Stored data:
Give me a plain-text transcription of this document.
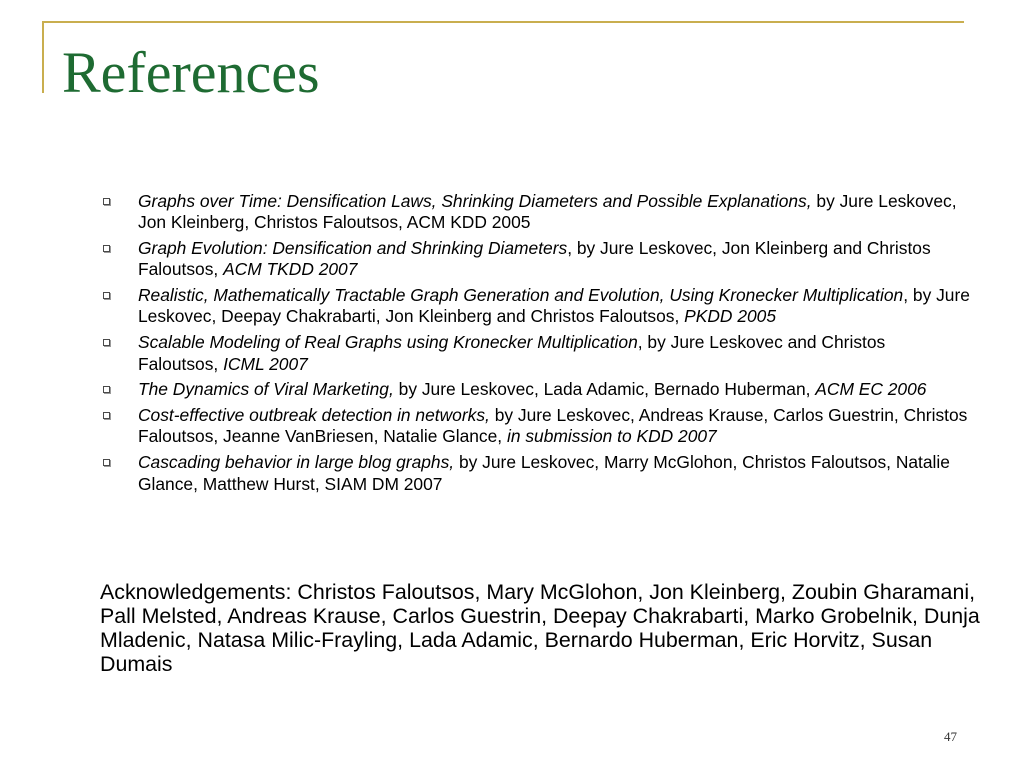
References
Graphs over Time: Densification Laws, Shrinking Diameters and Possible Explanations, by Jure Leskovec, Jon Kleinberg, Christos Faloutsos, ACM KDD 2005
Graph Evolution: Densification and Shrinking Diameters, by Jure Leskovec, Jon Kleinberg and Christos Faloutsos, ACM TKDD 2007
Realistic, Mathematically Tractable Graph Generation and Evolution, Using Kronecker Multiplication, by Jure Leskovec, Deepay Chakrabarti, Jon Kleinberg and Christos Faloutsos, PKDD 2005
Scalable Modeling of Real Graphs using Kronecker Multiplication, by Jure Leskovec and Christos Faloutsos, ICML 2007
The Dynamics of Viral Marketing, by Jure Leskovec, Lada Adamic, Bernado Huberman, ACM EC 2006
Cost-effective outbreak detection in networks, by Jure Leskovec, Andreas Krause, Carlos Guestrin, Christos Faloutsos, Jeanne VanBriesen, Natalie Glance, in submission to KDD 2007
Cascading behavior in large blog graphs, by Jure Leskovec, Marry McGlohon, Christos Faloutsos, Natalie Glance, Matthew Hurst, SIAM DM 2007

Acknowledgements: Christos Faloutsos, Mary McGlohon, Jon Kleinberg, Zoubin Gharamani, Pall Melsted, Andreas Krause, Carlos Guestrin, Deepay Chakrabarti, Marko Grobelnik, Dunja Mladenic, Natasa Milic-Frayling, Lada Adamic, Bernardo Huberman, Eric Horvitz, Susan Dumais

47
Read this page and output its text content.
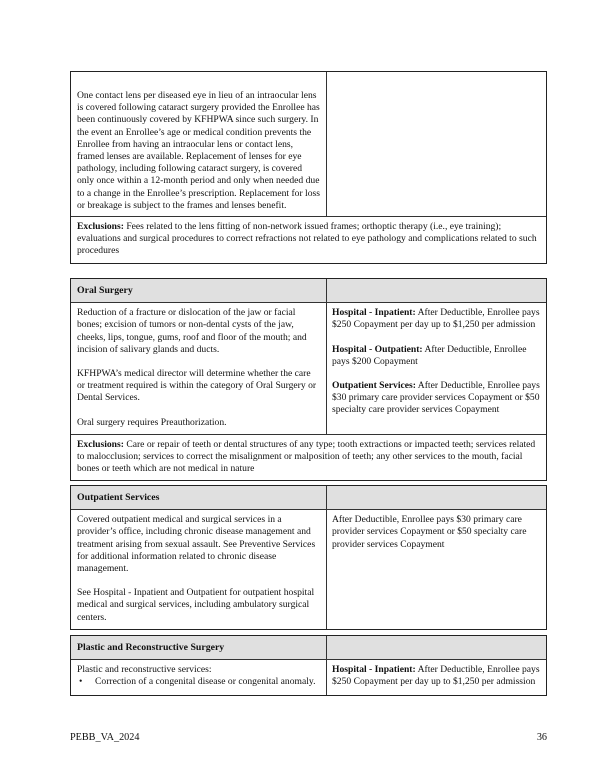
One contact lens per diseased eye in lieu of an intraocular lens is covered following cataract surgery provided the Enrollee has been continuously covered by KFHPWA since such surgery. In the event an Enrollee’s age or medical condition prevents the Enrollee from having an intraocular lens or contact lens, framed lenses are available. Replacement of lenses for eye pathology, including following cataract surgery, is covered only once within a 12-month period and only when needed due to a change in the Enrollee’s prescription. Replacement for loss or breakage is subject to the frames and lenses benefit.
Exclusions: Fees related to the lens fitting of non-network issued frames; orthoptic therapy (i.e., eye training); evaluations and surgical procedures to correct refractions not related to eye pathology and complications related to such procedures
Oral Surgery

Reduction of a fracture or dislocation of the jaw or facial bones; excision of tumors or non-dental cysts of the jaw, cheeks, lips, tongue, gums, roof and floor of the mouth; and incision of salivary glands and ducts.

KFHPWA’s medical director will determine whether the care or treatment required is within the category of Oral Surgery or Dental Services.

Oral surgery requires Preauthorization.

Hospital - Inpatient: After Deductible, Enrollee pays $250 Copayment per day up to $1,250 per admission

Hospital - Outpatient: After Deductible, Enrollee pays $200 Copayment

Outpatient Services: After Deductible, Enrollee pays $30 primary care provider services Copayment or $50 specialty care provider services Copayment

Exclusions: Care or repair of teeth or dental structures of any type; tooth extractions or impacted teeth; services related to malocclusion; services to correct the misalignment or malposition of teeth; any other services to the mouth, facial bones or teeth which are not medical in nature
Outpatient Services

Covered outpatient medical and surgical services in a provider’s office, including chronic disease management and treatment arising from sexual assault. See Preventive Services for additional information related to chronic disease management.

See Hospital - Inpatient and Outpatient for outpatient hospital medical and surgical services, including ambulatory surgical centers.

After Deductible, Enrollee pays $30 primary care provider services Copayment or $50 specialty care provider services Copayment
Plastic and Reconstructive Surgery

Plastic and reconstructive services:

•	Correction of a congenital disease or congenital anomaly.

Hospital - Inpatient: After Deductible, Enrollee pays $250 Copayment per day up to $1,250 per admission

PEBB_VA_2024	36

---

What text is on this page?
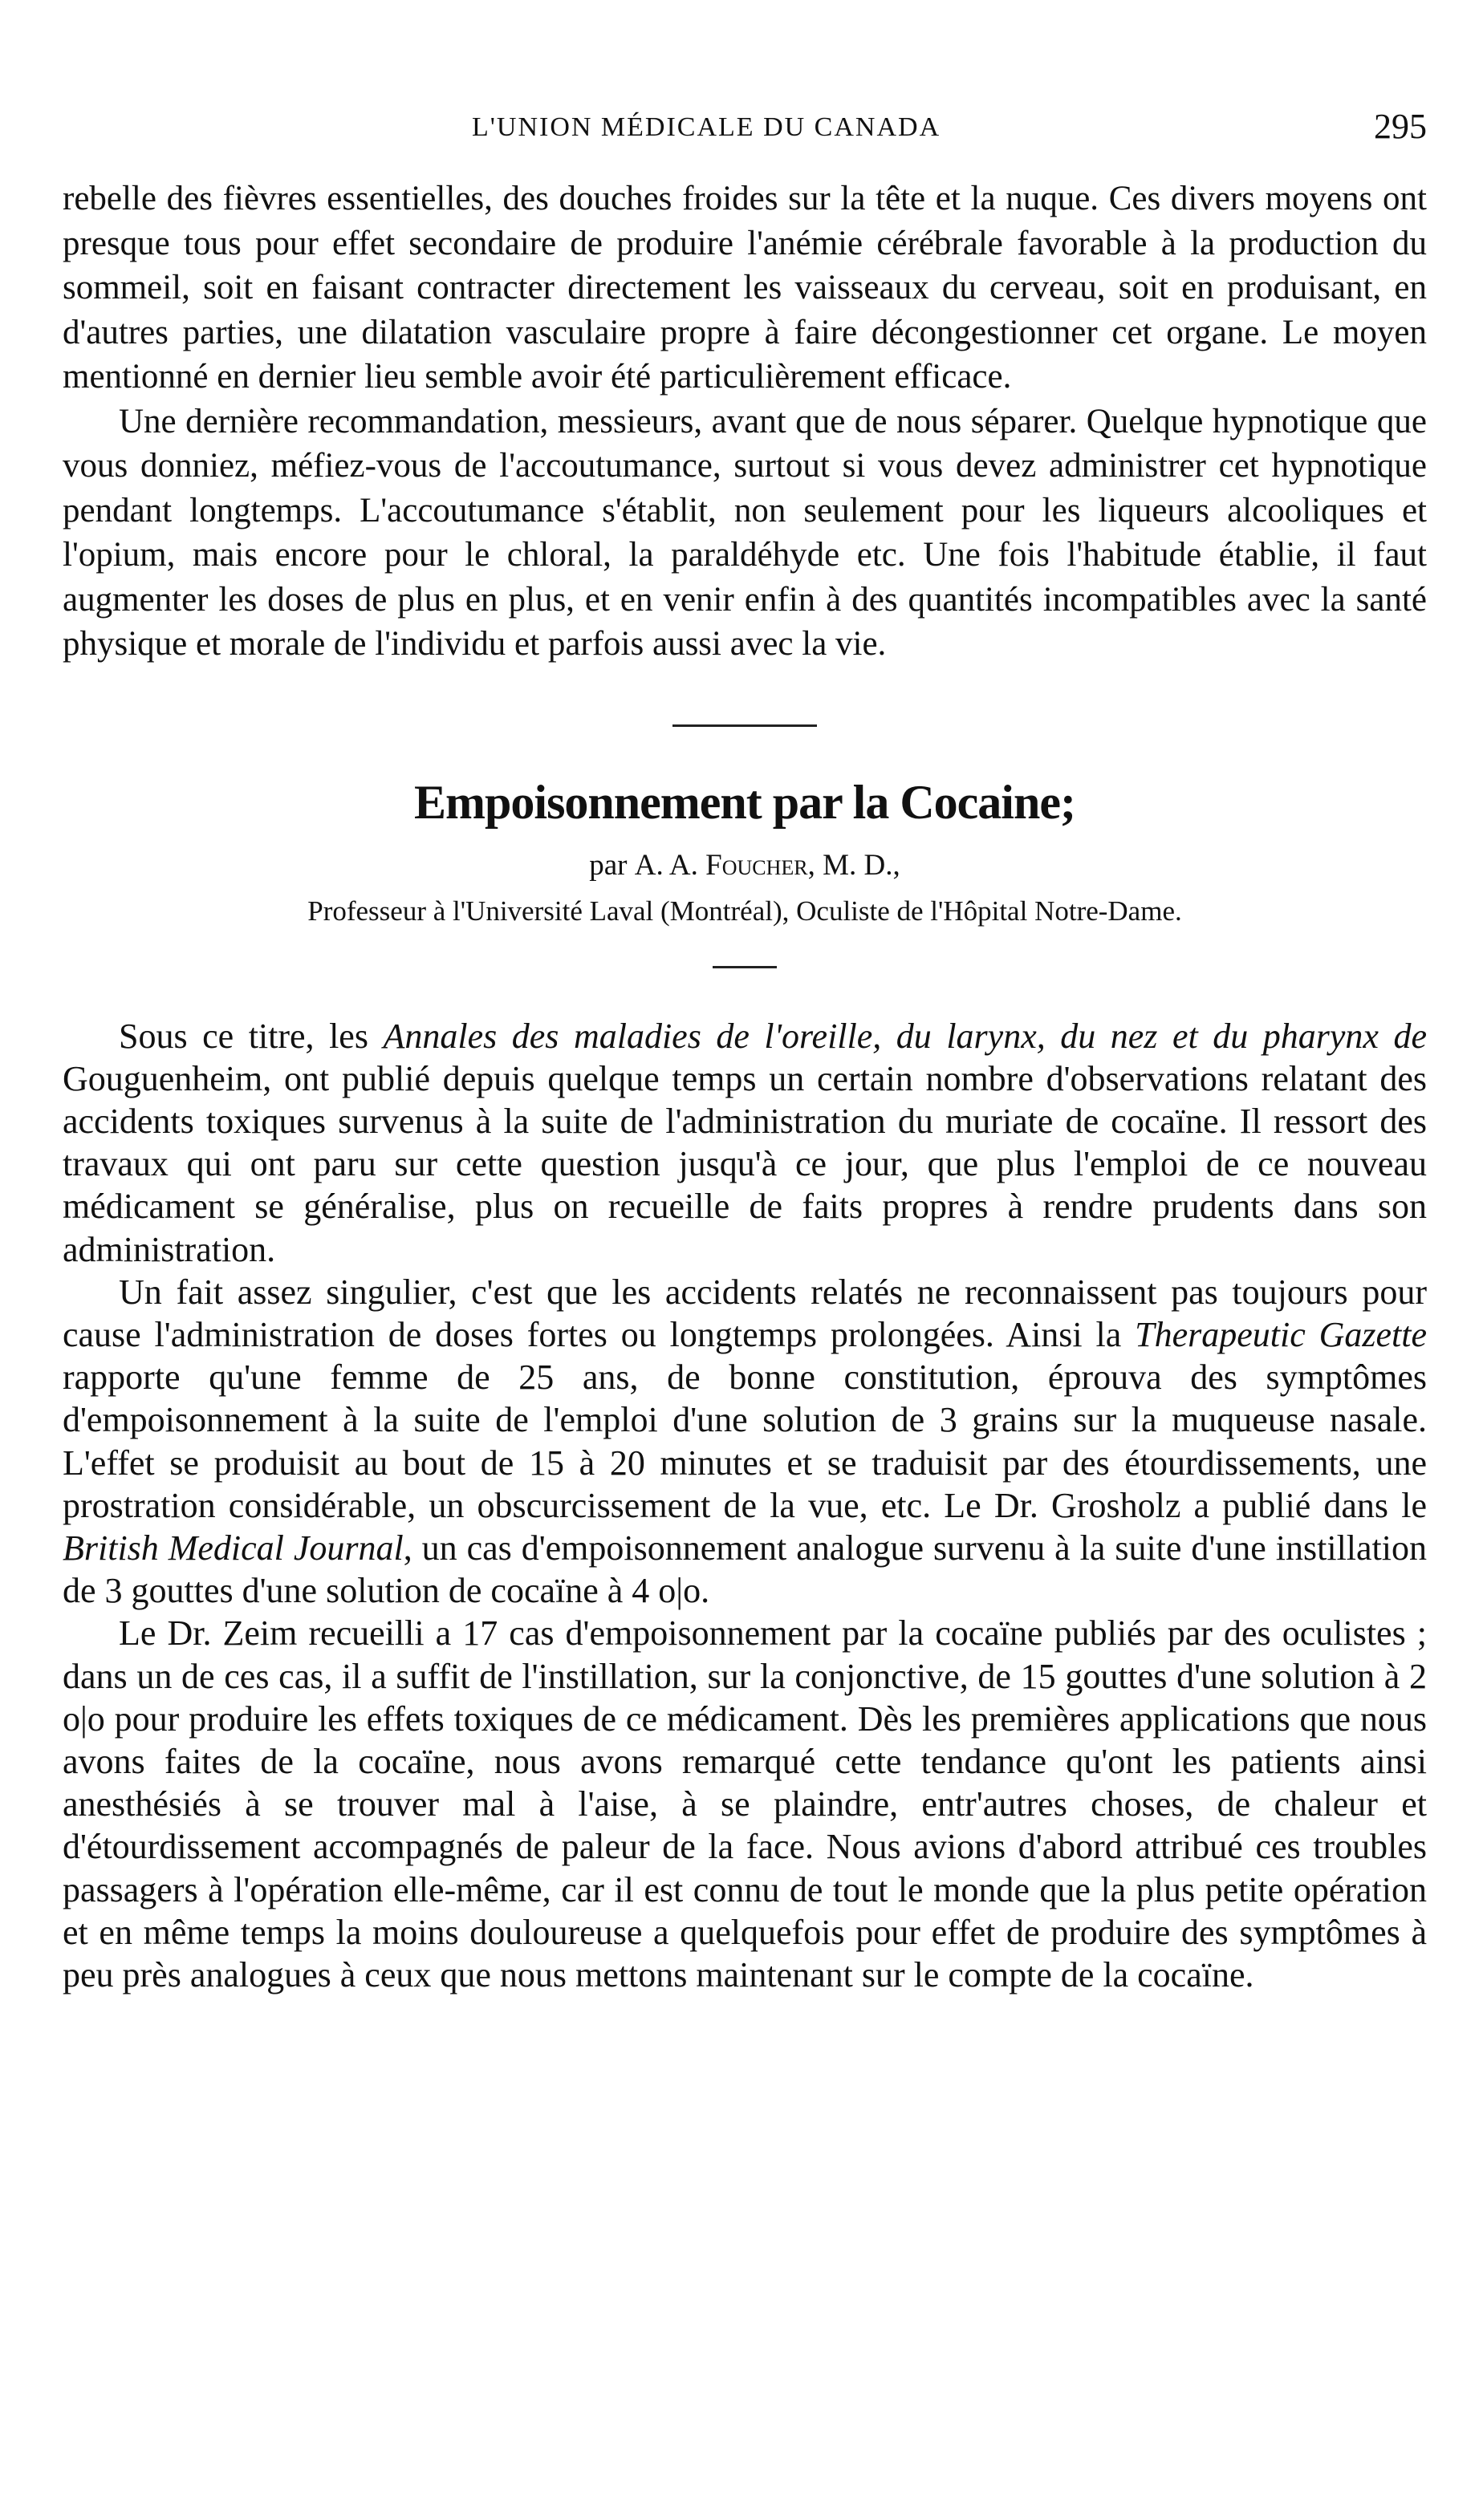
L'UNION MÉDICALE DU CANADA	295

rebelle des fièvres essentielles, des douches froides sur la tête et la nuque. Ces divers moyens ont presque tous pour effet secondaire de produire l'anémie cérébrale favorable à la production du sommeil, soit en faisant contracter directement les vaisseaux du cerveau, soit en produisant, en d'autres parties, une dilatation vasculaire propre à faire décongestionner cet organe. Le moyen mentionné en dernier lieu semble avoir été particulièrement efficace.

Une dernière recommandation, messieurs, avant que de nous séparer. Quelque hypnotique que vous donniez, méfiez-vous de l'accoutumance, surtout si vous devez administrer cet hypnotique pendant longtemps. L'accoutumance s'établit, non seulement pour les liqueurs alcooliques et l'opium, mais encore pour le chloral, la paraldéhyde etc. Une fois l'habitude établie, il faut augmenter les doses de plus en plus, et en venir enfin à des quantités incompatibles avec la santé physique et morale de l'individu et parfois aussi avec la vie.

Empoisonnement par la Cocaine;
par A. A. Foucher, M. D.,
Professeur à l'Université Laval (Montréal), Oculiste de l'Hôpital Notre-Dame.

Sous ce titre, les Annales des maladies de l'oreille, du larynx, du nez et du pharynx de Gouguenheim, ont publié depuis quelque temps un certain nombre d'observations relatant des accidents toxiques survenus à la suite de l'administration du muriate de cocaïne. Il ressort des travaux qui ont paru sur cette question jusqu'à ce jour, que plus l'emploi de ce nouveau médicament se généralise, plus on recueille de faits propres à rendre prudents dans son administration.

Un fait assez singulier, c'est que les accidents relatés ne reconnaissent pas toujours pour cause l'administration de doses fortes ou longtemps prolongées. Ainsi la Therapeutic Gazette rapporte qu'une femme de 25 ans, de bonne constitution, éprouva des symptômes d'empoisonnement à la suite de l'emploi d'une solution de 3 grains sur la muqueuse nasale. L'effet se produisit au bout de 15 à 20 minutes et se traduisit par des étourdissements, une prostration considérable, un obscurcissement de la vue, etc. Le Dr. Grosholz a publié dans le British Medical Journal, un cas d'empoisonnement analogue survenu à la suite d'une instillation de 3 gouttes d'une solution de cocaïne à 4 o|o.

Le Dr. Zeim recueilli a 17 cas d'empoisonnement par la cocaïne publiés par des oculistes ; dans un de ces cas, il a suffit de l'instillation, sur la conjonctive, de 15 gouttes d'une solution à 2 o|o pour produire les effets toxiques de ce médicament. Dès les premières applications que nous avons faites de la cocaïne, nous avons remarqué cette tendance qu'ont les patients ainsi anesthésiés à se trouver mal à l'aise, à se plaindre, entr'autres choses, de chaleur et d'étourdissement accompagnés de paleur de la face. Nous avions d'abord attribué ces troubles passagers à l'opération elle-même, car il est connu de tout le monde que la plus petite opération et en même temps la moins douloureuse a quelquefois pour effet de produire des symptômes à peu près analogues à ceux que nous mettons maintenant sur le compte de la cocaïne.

---

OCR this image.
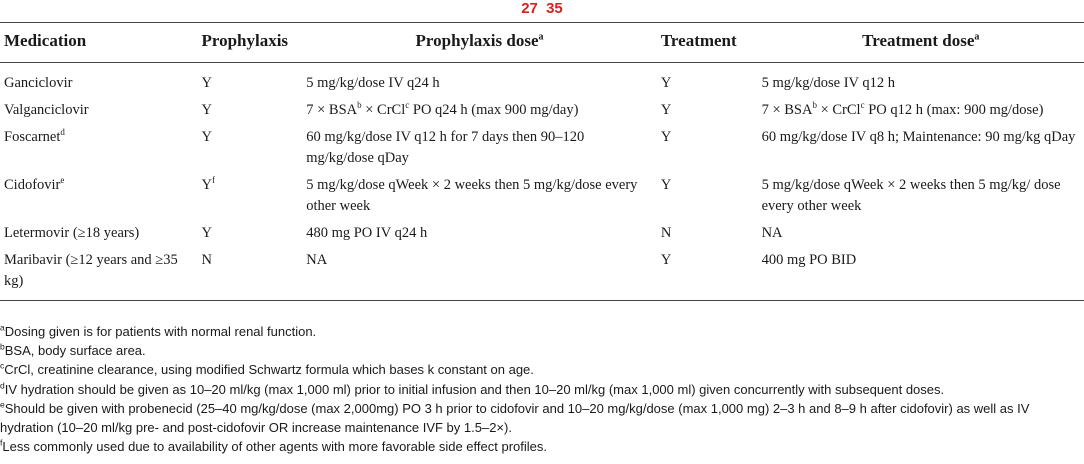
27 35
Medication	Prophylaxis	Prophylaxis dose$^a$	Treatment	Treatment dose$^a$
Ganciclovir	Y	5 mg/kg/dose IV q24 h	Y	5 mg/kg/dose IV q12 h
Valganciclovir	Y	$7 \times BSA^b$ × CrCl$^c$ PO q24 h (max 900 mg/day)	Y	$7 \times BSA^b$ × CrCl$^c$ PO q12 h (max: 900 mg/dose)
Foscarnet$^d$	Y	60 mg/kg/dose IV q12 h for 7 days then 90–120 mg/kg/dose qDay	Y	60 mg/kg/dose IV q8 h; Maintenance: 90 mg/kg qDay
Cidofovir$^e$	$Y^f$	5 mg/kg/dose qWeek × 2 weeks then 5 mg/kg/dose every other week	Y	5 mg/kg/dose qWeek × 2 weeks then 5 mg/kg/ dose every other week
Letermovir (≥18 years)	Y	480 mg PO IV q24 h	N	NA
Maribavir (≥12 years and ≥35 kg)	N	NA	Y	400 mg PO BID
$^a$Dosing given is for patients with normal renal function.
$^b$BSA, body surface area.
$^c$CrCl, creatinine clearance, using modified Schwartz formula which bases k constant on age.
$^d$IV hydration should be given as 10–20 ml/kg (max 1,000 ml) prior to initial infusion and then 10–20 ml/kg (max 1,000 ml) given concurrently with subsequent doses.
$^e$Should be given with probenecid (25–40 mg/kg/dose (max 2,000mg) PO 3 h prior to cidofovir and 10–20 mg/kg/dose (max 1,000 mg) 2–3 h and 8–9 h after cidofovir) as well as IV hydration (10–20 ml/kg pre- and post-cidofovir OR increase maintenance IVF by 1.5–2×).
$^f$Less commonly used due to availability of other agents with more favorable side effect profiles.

## [TASK DETAILS]
Pull every line that holds the string "CrCl" out of the records.

## [TASK RESULT]
Valganciclovir	Y	$7 \times BSA^b$ × CrCl$^c$ PO q24 h (max 900 mg/day)	Y	$7 \times BSA^b$ × CrCl$^c$ PO q12 h (max: 900 mg/dose)
$^c$CrCl, creatinine clearance, using modified Schwartz formula which bases k constant on age.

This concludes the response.